Records to process:
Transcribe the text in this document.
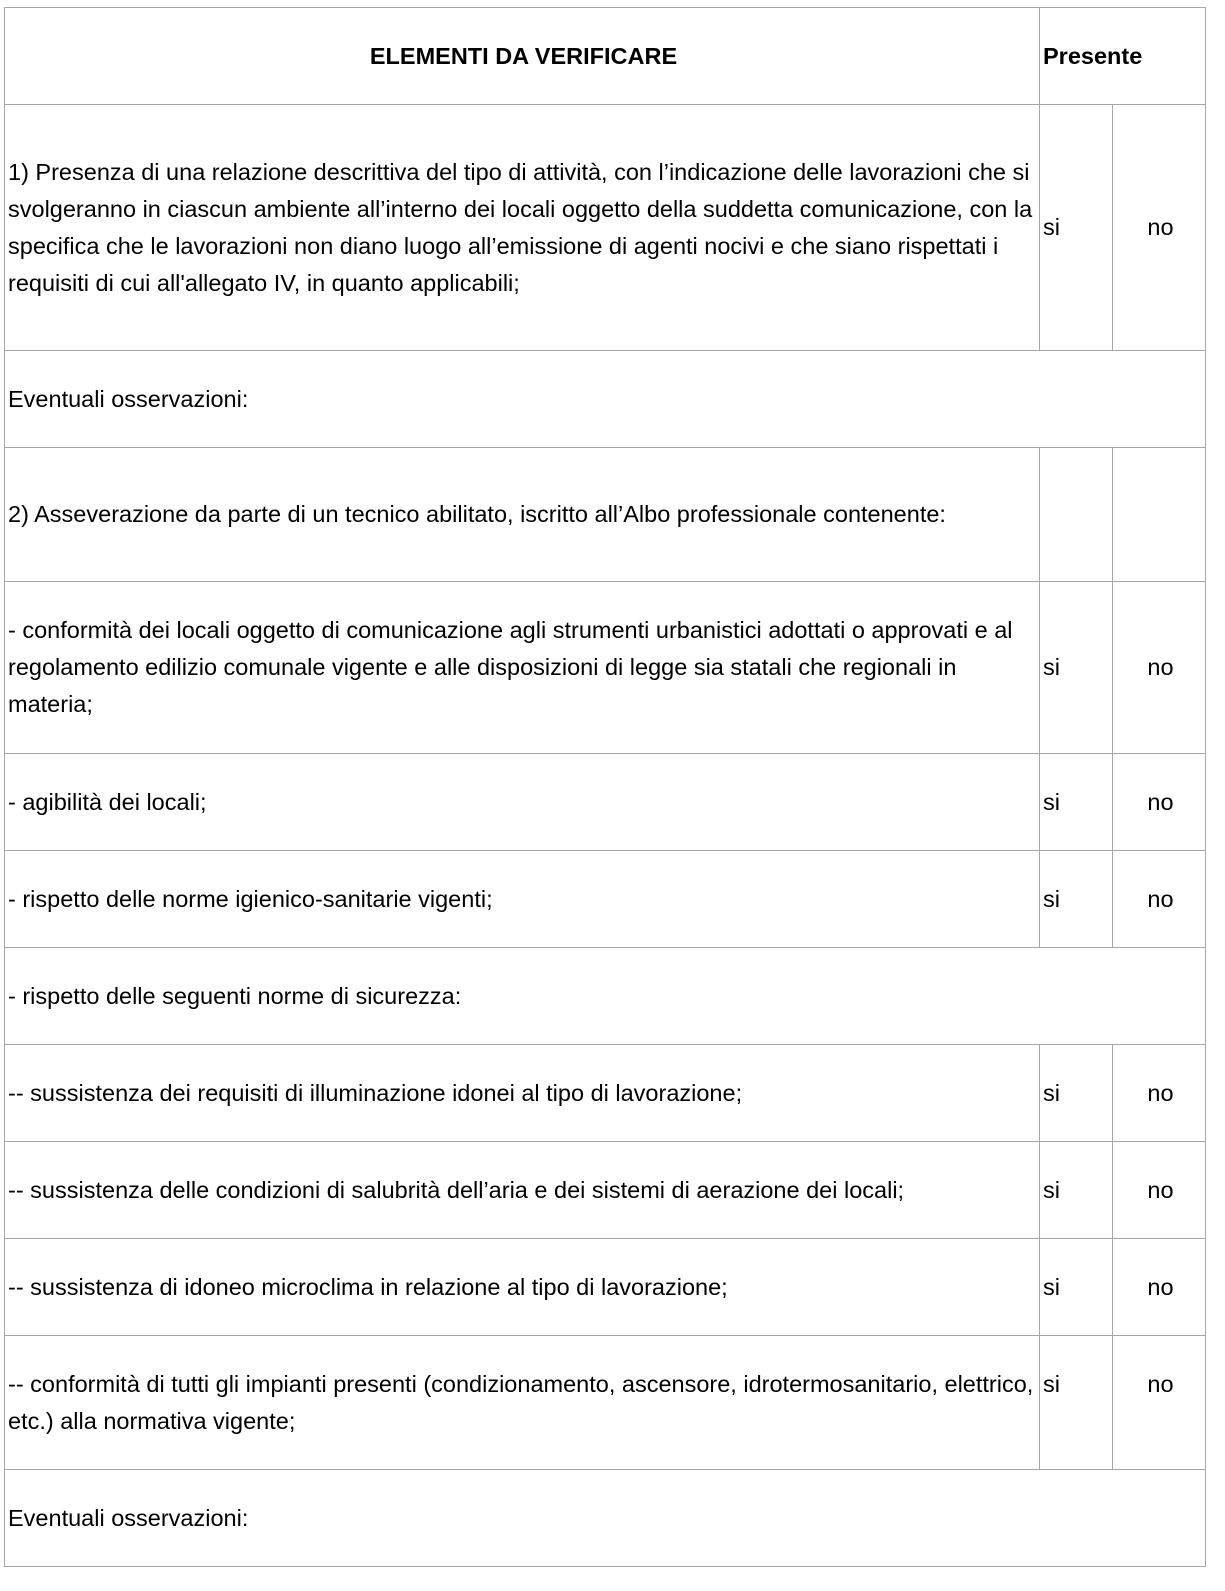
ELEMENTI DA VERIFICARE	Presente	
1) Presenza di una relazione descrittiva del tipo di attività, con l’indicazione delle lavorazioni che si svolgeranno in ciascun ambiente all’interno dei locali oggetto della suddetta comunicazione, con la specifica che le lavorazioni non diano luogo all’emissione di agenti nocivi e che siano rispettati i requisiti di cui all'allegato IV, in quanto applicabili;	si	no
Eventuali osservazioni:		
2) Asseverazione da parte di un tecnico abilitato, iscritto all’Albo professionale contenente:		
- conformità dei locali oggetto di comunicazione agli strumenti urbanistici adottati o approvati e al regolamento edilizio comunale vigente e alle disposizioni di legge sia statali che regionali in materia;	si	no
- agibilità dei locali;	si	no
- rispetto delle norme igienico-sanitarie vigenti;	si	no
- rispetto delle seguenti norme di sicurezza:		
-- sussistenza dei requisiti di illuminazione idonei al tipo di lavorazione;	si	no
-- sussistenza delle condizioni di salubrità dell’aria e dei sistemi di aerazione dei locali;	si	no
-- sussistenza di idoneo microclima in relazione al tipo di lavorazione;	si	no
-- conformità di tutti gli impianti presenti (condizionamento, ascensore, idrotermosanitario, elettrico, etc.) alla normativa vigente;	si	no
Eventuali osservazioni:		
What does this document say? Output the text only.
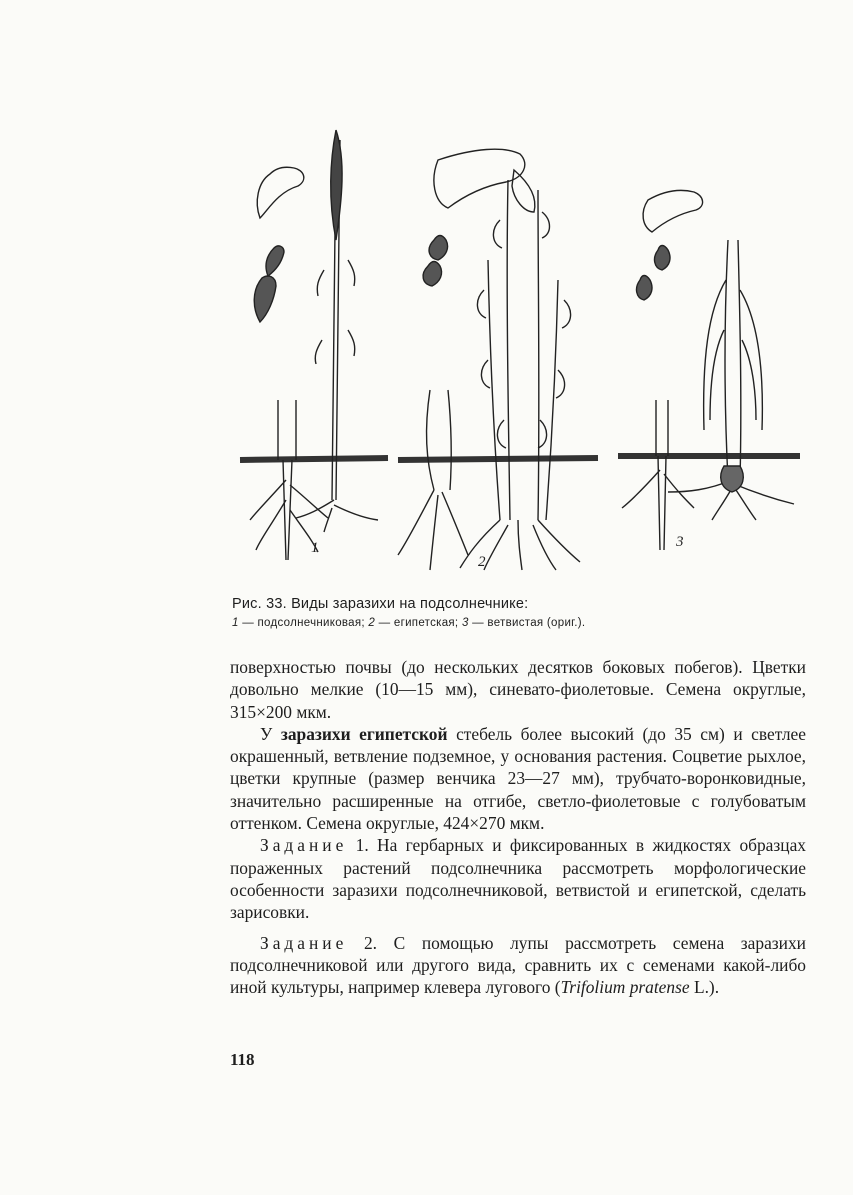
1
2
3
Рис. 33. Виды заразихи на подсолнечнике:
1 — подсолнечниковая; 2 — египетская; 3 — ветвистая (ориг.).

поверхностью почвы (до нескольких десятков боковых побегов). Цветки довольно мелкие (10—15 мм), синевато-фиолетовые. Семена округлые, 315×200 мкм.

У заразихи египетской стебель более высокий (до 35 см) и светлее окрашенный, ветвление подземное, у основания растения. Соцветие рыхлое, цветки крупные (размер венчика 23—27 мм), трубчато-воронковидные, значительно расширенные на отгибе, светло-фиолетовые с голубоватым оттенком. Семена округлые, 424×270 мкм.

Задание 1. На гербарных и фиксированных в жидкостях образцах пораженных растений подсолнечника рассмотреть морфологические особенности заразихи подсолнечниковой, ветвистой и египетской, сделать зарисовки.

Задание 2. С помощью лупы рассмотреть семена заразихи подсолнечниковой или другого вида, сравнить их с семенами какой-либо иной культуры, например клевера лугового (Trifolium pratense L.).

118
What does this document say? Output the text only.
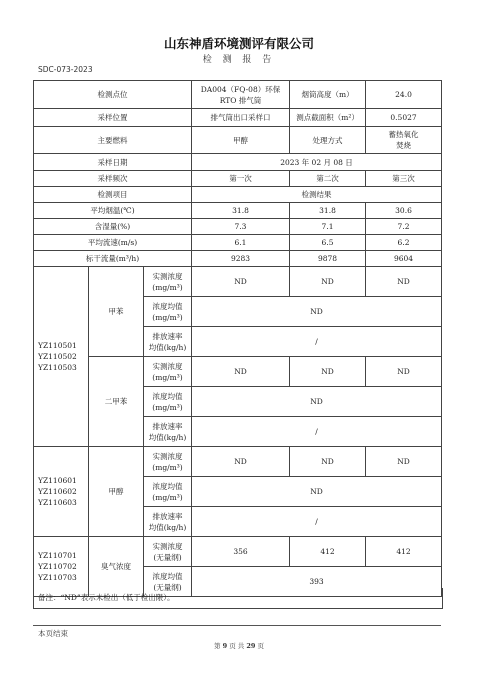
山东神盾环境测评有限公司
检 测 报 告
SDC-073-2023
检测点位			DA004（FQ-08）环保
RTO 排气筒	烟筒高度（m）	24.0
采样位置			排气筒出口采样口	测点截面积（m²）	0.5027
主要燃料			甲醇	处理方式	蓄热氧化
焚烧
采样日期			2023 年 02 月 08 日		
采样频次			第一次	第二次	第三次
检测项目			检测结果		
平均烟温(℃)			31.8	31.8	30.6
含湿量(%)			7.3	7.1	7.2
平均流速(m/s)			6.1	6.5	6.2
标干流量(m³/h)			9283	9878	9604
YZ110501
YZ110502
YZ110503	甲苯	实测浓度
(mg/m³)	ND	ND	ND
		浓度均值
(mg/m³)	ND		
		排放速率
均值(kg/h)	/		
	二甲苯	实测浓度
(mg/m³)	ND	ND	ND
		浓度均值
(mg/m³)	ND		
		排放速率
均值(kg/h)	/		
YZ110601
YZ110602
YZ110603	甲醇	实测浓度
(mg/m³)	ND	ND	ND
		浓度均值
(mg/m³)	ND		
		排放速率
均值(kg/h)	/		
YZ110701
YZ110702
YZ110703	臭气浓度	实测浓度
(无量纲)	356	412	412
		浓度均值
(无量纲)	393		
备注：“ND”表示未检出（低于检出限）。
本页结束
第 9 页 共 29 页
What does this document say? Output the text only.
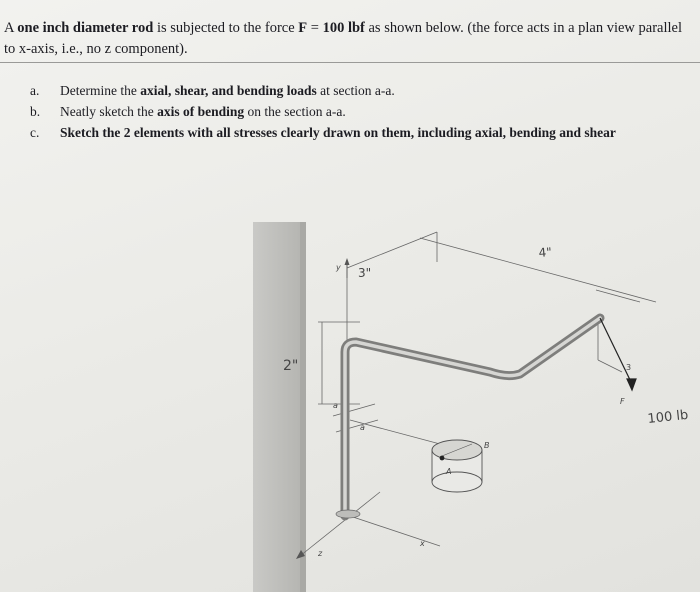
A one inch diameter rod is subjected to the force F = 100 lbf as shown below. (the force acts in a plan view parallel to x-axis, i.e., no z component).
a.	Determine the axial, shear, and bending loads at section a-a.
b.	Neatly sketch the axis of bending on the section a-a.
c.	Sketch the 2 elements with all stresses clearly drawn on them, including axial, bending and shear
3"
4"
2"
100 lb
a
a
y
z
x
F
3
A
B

Short exercise:
Reproduce every line from the entries that holds the word "axial".

Output:
a.	Determine the axial, shear, and bending loads at section a-a.
c.	Sketch the 2 elements with all stresses clearly drawn on them, including axial, bending and shear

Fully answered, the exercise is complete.